▸ THE DATA:
☆ ☆ ☆ ☆
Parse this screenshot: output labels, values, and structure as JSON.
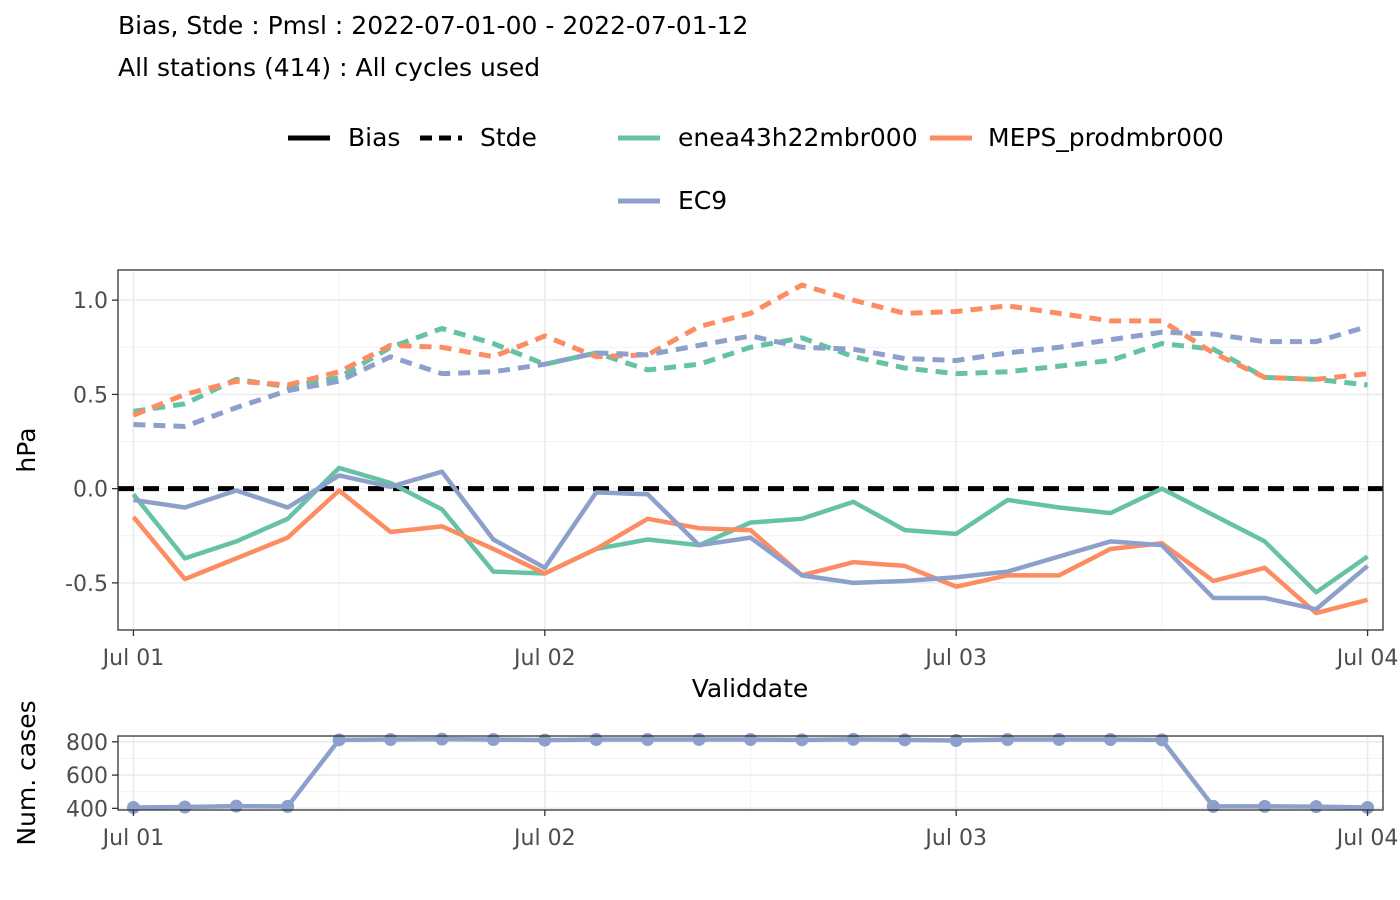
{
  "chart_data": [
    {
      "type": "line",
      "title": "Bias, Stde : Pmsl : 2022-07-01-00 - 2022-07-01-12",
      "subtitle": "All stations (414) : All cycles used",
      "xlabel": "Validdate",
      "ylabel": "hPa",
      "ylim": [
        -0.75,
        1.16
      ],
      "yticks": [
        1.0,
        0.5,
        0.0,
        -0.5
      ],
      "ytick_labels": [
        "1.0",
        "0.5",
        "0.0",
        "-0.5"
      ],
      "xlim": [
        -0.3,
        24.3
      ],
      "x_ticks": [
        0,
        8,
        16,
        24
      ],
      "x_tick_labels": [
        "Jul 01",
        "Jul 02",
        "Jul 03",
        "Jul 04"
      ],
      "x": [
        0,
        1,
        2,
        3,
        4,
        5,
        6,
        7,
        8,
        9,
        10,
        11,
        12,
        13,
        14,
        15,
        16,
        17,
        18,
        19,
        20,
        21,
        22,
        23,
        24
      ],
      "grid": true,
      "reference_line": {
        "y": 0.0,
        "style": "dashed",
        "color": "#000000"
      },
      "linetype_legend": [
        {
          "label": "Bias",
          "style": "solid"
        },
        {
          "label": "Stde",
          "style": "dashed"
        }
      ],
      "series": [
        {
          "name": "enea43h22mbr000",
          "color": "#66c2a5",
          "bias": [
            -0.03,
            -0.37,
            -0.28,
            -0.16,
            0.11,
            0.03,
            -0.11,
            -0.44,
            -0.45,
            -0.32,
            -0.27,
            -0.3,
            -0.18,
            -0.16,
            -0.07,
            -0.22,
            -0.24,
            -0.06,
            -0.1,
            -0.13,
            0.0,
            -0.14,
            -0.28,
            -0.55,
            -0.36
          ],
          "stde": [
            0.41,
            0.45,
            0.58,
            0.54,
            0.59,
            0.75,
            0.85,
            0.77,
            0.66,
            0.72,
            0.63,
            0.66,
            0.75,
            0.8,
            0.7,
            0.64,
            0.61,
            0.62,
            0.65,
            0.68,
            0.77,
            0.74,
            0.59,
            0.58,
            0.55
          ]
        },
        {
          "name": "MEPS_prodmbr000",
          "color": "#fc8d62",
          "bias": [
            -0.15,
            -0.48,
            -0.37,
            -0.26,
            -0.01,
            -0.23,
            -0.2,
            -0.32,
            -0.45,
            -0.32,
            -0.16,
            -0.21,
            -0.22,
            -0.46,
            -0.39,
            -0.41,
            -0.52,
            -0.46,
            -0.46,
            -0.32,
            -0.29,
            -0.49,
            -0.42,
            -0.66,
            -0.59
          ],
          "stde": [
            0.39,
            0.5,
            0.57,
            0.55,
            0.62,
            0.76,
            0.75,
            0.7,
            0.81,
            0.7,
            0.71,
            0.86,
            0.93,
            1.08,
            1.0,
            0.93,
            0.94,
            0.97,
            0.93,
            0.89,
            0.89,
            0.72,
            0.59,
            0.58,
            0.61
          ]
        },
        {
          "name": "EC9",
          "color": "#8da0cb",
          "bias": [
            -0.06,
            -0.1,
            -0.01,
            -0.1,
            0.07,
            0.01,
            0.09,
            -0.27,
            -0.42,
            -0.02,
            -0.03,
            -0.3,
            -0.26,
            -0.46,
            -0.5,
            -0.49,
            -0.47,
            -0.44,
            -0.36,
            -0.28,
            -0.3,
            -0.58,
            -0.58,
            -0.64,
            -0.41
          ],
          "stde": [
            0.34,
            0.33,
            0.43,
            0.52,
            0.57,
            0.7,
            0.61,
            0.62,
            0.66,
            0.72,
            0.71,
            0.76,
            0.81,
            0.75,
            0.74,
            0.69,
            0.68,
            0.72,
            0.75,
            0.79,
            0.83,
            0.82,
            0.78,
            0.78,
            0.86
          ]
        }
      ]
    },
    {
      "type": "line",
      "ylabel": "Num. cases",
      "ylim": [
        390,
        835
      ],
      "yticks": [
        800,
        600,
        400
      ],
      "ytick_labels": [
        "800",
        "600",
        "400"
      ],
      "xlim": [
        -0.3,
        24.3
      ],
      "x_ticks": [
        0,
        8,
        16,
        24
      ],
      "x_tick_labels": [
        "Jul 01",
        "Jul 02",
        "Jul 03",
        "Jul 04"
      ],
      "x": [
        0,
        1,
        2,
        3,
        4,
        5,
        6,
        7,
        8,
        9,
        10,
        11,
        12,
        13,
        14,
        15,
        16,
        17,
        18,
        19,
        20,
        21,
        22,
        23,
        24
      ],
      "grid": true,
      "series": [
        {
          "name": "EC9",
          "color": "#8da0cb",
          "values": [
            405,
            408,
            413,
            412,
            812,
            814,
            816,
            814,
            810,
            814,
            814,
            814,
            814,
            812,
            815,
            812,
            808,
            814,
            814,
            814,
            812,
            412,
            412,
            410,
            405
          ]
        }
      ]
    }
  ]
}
☆ ☆ ☆ ☆
▸ GIVEN INSTRUCTION:
Find the lines with the string "name" and reproduce them.

▸ OUTPUT:
          "name": "enea43h22mbr000",
          "name": "MEPS_prodmbr000",
          "name": "EC9",
          "name": "EC9",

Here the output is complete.